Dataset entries
• • •

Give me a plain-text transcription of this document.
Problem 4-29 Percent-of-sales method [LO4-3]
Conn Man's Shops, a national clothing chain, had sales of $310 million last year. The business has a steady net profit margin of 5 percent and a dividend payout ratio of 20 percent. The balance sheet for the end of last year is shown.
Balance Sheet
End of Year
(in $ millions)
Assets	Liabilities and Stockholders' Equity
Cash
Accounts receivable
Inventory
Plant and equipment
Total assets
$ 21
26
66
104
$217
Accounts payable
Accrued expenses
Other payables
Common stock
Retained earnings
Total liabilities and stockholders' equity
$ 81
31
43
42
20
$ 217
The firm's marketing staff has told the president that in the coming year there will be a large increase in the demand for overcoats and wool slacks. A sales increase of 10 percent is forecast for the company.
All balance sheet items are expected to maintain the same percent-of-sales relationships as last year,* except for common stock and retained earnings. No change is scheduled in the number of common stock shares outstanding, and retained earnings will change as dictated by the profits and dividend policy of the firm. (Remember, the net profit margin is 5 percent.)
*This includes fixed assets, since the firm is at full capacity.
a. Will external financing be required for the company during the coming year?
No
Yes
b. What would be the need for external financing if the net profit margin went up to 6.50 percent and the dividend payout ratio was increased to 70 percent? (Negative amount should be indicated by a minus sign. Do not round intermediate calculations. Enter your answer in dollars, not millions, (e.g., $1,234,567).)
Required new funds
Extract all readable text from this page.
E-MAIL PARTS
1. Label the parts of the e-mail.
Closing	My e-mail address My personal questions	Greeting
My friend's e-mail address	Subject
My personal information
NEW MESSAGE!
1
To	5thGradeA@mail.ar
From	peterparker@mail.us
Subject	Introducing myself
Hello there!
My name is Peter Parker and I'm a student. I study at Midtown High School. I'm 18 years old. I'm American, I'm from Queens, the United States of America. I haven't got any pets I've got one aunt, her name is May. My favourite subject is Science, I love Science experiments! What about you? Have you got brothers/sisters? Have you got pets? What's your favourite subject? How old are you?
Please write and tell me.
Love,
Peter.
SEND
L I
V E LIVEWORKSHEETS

• • •

:: REQUIREMENTS ::
Write out every entry above, word for word.

:: THE COMPLETED TASK ::
Give me a plain-text transcription of this document.
Problem 4-29 Percent-of-sales method [LO4-3]
Conn Man's Shops, a national clothing chain, had sales of $310 million last year. The business has a steady net profit margin of 5 percent and a dividend payout ratio of 20 percent. The balance sheet for the end of last year is shown.
Balance Sheet
End of Year
(in $ millions)
Assets	Liabilities and Stockholders' Equity
Cash
Accounts receivable
Inventory
Plant and equipment
Total assets
$ 21
26
66
104
$217
Accounts payable
Accrued expenses
Other payables
Common stock
Retained earnings
Total liabilities and stockholders' equity
$ 81
31
43
42
20
$ 217
The firm's marketing staff has told the president that in the coming year there will be a large increase in the demand for overcoats and wool slacks. A sales increase of 10 percent is forecast for the company.
All balance sheet items are expected to maintain the same percent-of-sales relationships as last year,* except for common stock and retained earnings. No change is scheduled in the number of common stock shares outstanding, and retained earnings will change as dictated by the profits and dividend policy of the firm. (Remember, the net profit margin is 5 percent.)
*This includes fixed assets, since the firm is at full capacity.
a. Will external financing be required for the company during the coming year?
No
Yes
b. What would be the need for external financing if the net profit margin went up to 6.50 percent and the dividend payout ratio was increased to 70 percent? (Negative amount should be indicated by a minus sign. Do not round intermediate calculations. Enter your answer in dollars, not millions, (e.g., $1,234,567).)
Required new funds
Extract all readable text from this page.
E-MAIL PARTS
1. Label the parts of the e-mail.
Closing	My e-mail address My personal questions	Greeting
My friend's e-mail address	Subject
My personal information
NEW MESSAGE!
1
To	5thGradeA@mail.ar
From	peterparker@mail.us
Subject	Introducing myself
Hello there!
My name is Peter Parker and I'm a student. I study at Midtown High School. I'm 18 years old. I'm American, I'm from Queens, the United States of America. I haven't got any pets I've got one aunt, her name is May. My favourite subject is Science, I love Science experiments! What about you? Have you got brothers/sisters? Have you got pets? What's your favourite subject? How old are you?
Please write and tell me.
Love,
Peter.
SEND
L I
V E LIVEWORKSHEETS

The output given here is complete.